*Data:*
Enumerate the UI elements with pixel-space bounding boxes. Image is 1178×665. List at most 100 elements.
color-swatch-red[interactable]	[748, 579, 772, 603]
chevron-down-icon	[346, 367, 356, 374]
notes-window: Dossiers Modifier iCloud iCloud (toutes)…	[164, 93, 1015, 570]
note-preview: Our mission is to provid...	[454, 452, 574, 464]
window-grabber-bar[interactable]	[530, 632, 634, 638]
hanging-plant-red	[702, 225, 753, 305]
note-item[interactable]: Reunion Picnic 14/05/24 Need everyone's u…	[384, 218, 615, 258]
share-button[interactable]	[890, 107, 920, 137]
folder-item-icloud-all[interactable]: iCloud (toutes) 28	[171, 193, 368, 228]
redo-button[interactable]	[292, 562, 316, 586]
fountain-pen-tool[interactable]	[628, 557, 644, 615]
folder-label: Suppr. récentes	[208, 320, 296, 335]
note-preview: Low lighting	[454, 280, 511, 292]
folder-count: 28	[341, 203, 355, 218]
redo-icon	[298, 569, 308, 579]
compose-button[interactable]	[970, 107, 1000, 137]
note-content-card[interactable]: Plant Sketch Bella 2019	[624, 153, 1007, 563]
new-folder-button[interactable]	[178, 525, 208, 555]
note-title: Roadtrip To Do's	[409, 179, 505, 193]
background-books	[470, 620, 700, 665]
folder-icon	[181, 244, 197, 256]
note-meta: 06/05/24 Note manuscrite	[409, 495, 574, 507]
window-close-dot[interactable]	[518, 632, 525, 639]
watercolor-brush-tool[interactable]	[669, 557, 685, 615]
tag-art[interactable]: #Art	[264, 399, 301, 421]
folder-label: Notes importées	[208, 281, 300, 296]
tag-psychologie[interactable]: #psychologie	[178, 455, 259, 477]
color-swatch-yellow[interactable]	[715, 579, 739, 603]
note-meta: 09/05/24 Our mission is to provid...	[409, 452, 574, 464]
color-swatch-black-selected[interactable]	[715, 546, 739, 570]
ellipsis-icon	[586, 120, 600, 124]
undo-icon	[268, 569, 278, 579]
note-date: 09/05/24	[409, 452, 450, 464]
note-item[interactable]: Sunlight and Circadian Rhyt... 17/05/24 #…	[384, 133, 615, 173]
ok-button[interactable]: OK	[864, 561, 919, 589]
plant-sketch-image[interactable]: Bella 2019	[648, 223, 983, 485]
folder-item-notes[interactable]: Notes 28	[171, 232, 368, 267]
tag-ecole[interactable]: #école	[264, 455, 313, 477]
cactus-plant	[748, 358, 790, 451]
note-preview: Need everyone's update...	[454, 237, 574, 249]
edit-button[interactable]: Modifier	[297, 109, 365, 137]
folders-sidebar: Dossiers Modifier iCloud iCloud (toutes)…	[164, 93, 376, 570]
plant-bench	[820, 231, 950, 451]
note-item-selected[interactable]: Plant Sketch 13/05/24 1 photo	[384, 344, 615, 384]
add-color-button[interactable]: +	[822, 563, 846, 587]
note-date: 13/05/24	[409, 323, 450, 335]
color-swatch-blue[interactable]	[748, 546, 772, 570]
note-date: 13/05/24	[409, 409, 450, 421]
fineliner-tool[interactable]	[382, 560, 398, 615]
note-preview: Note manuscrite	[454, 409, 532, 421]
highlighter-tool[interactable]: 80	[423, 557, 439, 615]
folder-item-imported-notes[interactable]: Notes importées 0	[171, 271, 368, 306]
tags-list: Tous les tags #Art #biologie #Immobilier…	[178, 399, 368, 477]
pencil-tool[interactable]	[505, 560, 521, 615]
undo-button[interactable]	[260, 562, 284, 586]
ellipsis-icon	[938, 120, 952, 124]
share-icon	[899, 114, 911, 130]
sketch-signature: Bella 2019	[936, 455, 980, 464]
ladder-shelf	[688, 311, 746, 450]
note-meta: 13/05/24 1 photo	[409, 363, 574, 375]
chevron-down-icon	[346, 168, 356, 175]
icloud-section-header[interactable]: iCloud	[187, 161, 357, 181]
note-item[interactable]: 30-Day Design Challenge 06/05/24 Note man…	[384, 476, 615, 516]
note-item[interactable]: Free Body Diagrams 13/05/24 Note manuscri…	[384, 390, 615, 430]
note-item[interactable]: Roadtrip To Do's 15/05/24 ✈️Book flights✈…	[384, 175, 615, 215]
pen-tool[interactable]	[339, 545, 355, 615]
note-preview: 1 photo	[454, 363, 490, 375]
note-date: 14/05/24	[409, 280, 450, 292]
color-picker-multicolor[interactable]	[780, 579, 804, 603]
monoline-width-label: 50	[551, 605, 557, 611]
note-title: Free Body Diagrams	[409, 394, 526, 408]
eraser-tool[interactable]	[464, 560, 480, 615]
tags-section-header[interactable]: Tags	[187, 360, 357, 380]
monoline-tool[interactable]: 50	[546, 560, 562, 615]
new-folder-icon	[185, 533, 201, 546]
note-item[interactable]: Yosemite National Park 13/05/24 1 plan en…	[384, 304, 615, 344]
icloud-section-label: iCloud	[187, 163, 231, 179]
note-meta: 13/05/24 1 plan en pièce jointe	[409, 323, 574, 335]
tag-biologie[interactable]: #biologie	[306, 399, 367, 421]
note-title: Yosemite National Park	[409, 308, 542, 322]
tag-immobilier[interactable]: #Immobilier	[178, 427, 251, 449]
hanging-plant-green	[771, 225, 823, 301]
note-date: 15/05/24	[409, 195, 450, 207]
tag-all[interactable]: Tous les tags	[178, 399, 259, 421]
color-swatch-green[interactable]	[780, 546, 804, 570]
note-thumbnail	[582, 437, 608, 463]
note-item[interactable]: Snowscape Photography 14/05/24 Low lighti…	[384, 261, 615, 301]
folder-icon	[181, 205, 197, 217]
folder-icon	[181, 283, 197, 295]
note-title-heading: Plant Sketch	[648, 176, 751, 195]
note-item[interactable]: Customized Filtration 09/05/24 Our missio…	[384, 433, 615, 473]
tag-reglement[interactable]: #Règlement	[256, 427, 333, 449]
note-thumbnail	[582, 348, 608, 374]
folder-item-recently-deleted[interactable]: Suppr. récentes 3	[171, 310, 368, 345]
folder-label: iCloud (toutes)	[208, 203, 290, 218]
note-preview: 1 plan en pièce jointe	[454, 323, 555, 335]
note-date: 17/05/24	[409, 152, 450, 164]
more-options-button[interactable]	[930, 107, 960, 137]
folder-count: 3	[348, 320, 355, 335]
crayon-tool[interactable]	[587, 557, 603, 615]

*Your task:*
Repeat the lines above word for word.

*Result of the task:*
Enumerate the UI elements with pixel-space bounding boxes. Image is 1178×665. List at most 100 elements.
color-swatch-red[interactable]	[748, 579, 772, 603]
chevron-down-icon	[346, 367, 356, 374]
notes-window: Dossiers Modifier iCloud iCloud (toutes)…	[164, 93, 1015, 570]
note-preview: Our mission is to provid...	[454, 452, 574, 464]
window-grabber-bar[interactable]	[530, 632, 634, 638]
hanging-plant-red	[702, 225, 753, 305]
note-item[interactable]: Reunion Picnic 14/05/24 Need everyone's u…	[384, 218, 615, 258]
share-button[interactable]	[890, 107, 920, 137]
folder-item-icloud-all[interactable]: iCloud (toutes) 28	[171, 193, 368, 228]
redo-button[interactable]	[292, 562, 316, 586]
fountain-pen-tool[interactable]	[628, 557, 644, 615]
folder-label: Suppr. récentes	[208, 320, 296, 335]
note-preview: Low lighting	[454, 280, 511, 292]
folder-count: 28	[341, 203, 355, 218]
redo-icon	[298, 569, 308, 579]
compose-button[interactable]	[970, 107, 1000, 137]
note-content-card[interactable]: Plant Sketch Bella 2019	[624, 153, 1007, 563]
new-folder-button[interactable]	[178, 525, 208, 555]
note-title: Roadtrip To Do's	[409, 179, 505, 193]
background-books	[470, 620, 700, 665]
folder-icon	[181, 244, 197, 256]
note-meta: 06/05/24 Note manuscrite	[409, 495, 574, 507]
window-close-dot[interactable]	[518, 632, 525, 639]
watercolor-brush-tool[interactable]	[669, 557, 685, 615]
tag-art[interactable]: #Art	[264, 399, 301, 421]
folder-label: Notes importées	[208, 281, 300, 296]
tag-psychologie[interactable]: #psychologie	[178, 455, 259, 477]
color-swatch-yellow[interactable]	[715, 579, 739, 603]
note-meta: 09/05/24 Our mission is to provid...	[409, 452, 574, 464]
color-swatch-black-selected[interactable]	[715, 546, 739, 570]
ellipsis-icon	[586, 120, 600, 124]
undo-icon	[268, 569, 278, 579]
note-date: 09/05/24	[409, 452, 450, 464]
note-item[interactable]: Sunlight and Circadian Rhyt... 17/05/24 #…	[384, 133, 615, 173]
ok-button[interactable]: OK	[864, 561, 919, 589]
plant-sketch-image[interactable]: Bella 2019	[648, 223, 983, 485]
folder-item-notes[interactable]: Notes 28	[171, 232, 368, 267]
tag-ecole[interactable]: #école	[264, 455, 313, 477]
cactus-plant	[748, 358, 790, 451]
note-preview: Need everyone's update...	[454, 237, 574, 249]
edit-button[interactable]: Modifier	[297, 109, 365, 137]
folders-sidebar: Dossiers Modifier iCloud iCloud (toutes)…	[164, 93, 376, 570]
plant-bench	[820, 231, 950, 451]
note-item-selected[interactable]: Plant Sketch 13/05/24 1 photo	[384, 344, 615, 384]
add-color-button[interactable]: +	[822, 563, 846, 587]
note-date: 13/05/24	[409, 323, 450, 335]
color-swatch-blue[interactable]	[748, 546, 772, 570]
note-date: 13/05/24	[409, 409, 450, 421]
fineliner-tool[interactable]	[382, 560, 398, 615]
note-preview: Note manuscrite	[454, 409, 532, 421]
highlighter-tool[interactable]: 80	[423, 557, 439, 615]
folder-item-imported-notes[interactable]: Notes importées 0	[171, 271, 368, 306]
tags-list: Tous les tags #Art #biologie #Immobilier…	[178, 399, 368, 477]
pencil-tool[interactable]	[505, 560, 521, 615]
undo-button[interactable]	[260, 562, 284, 586]
ellipsis-icon	[938, 120, 952, 124]
share-icon	[899, 114, 911, 130]
sketch-signature: Bella 2019	[936, 455, 980, 464]
ladder-shelf	[688, 311, 746, 450]
note-meta: 13/05/24 1 photo	[409, 363, 574, 375]
chevron-down-icon	[346, 168, 356, 175]
icloud-section-header[interactable]: iCloud	[187, 161, 357, 181]
note-item[interactable]: 30-Day Design Challenge 06/05/24 Note man…	[384, 476, 615, 516]
note-item[interactable]: Free Body Diagrams 13/05/24 Note manuscri…	[384, 390, 615, 430]
note-item[interactable]: Roadtrip To Do's 15/05/24 ✈️Book flights✈…	[384, 175, 615, 215]
pen-tool[interactable]	[339, 545, 355, 615]
note-preview: 1 photo	[454, 363, 490, 375]
note-date: 14/05/24	[409, 280, 450, 292]
color-picker-multicolor[interactable]	[780, 579, 804, 603]
monoline-width-label: 50	[551, 605, 557, 611]
note-title: Free Body Diagrams	[409, 394, 526, 408]
eraser-tool[interactable]	[464, 560, 480, 615]
tags-section-header[interactable]: Tags	[187, 360, 357, 380]
monoline-tool[interactable]: 50	[546, 560, 562, 615]
new-folder-icon	[185, 533, 201, 546]
note-item[interactable]: Yosemite National Park 13/05/24 1 plan en…	[384, 304, 615, 344]
icloud-section-label: iCloud	[187, 163, 231, 179]
note-meta: 13/05/24 1 plan en pièce jointe	[409, 323, 574, 335]
tag-biologie[interactable]: #biologie	[306, 399, 367, 421]
note-title: Yosemite National Park	[409, 308, 542, 322]
tag-immobilier[interactable]: #Immobilier	[178, 427, 251, 449]
hanging-plant-green	[771, 225, 823, 301]
note-date: 15/05/24	[409, 195, 450, 207]
tag-all[interactable]: Tous les tags	[178, 399, 259, 421]
color-swatch-green[interactable]	[780, 546, 804, 570]
note-thumbnail	[582, 437, 608, 463]
note-item[interactable]: Snowscape Photography 14/05/24 Low lighti…	[384, 261, 615, 301]
folder-icon	[181, 205, 197, 217]
folder-icon	[181, 283, 197, 295]
note-title-heading: Plant Sketch	[648, 176, 751, 195]
note-item[interactable]: Customized Filtration 09/05/24 Our missio…	[384, 433, 615, 473]
tag-reglement[interactable]: #Règlement	[256, 427, 333, 449]
note-thumbnail	[582, 348, 608, 374]
folder-item-recently-deleted[interactable]: Suppr. récentes 3	[171, 310, 368, 345]
folder-label: iCloud (toutes)	[208, 203, 290, 218]
note-preview: 1 plan en pièce jointe	[454, 323, 555, 335]
note-date: 17/05/24	[409, 152, 450, 164]
more-options-button[interactable]	[930, 107, 960, 137]
folder-count: 3	[348, 320, 355, 335]
crayon-tool[interactable]	[587, 557, 603, 615]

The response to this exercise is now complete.